> [TASK GOAL]: Pictures appear in the records below; write out everything else exactly.

> [LISTED RECORDS]:
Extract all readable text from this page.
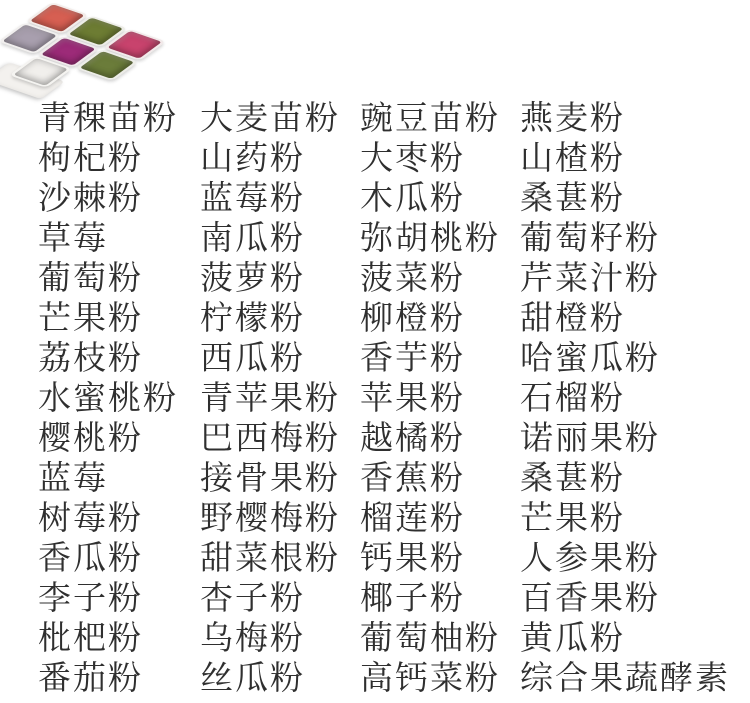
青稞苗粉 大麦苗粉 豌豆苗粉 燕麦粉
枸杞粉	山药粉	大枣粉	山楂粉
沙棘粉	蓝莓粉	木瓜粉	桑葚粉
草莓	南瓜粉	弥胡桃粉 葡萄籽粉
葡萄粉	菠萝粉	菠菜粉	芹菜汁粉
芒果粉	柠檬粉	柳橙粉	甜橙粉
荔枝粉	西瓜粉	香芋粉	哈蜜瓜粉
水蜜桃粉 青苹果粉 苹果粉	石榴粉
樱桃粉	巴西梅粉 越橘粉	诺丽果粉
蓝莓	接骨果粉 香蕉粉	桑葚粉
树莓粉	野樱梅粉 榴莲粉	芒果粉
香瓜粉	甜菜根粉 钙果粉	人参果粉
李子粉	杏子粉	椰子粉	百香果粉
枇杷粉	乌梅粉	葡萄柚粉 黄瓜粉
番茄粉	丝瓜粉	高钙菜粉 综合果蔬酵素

> [FINAL RESULT]:
Extract all readable text from this page.
青稞苗粉 大麦苗粉 豌豆苗粉 燕麦粉
枸杞粉	山药粉	大枣粉	山楂粉
沙棘粉	蓝莓粉	木瓜粉	桑葚粉
草莓	南瓜粉	弥胡桃粉 葡萄籽粉
葡萄粉	菠萝粉	菠菜粉	芹菜汁粉
芒果粉	柠檬粉	柳橙粉	甜橙粉
荔枝粉	西瓜粉	香芋粉	哈蜜瓜粉
水蜜桃粉 青苹果粉 苹果粉	石榴粉
樱桃粉	巴西梅粉 越橘粉	诺丽果粉
蓝莓	接骨果粉 香蕉粉	桑葚粉
树莓粉	野樱梅粉 榴莲粉	芒果粉
香瓜粉	甜菜根粉 钙果粉	人参果粉
李子粉	杏子粉	椰子粉	百香果粉
枇杷粉	乌梅粉	葡萄柚粉 黄瓜粉
番茄粉	丝瓜粉	高钙菜粉 综合果蔬酵素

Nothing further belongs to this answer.